What you will do: Identify and pull out each line of the entries in which "first" occurs.

Dataset items:
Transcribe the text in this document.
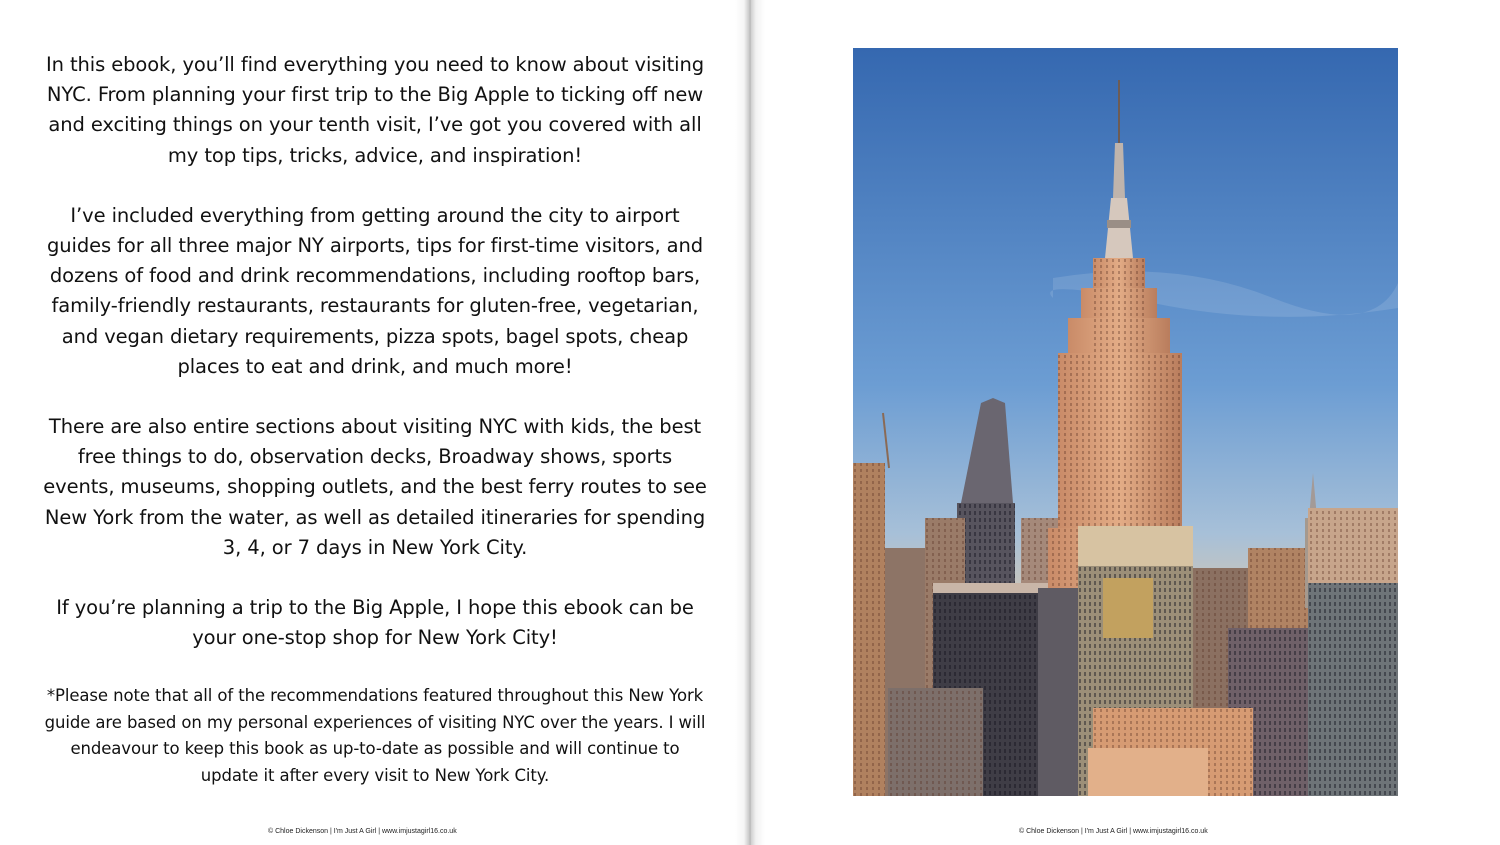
In this ebook, you’ll find everything you need to know about visiting NYC. From planning your first trip to the Big Apple to ticking off new and exciting things on your tenth visit, I’ve got you covered with all my top tips, tricks, advice, and inspiration!

I’ve included everything from getting around the city to airport guides for all three major NY airports, tips for first-time visitors, and dozens of food and drink recommendations, including rooftop bars, family-friendly restaurants, restaurants for gluten-free, vegetarian, and vegan dietary requirements, pizza spots, bagel spots, cheap places to eat and drink, and much more!

There are also entire sections about visiting NYC with kids, the best free things to do, observation decks, Broadway shows, sports events, museums, shopping outlets, and the best ferry routes to see New York from the water, as well as detailed itineraries for spending 3, 4, or 7 days in New York City.

If you’re planning a trip to the Big Apple, I hope this ebook can be your one-stop shop for New York City!

*Please note that all of the recommendations featured throughout this New York guide are based on my personal experiences of visiting NYC over the years. I will endeavour to keep this book as up-to-date as possible and will continue to update it after every visit to New York City.

© Chloe Dickenson | I'm Just A Girl | www.imjustagirl16.co.uk	© Chloe Dickenson | I'm Just A Girl | www.imjustagirl16.co.uk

Result below:
In this ebook, you’ll find everything you need to know about visiting NYC. From planning your first trip to the Big Apple to ticking off new and exciting things on your tenth visit, I’ve got you covered with all my top tips, tricks, advice, and inspiration!
I’ve included everything from getting around the city to airport guides for all three major NY airports, tips for first-time visitors, and dozens of food and drink recommendations, including rooftop bars, family-friendly restaurants, restaurants for gluten-free, vegetarian, and vegan dietary requirements, pizza spots, bagel spots, cheap places to eat and drink, and much more!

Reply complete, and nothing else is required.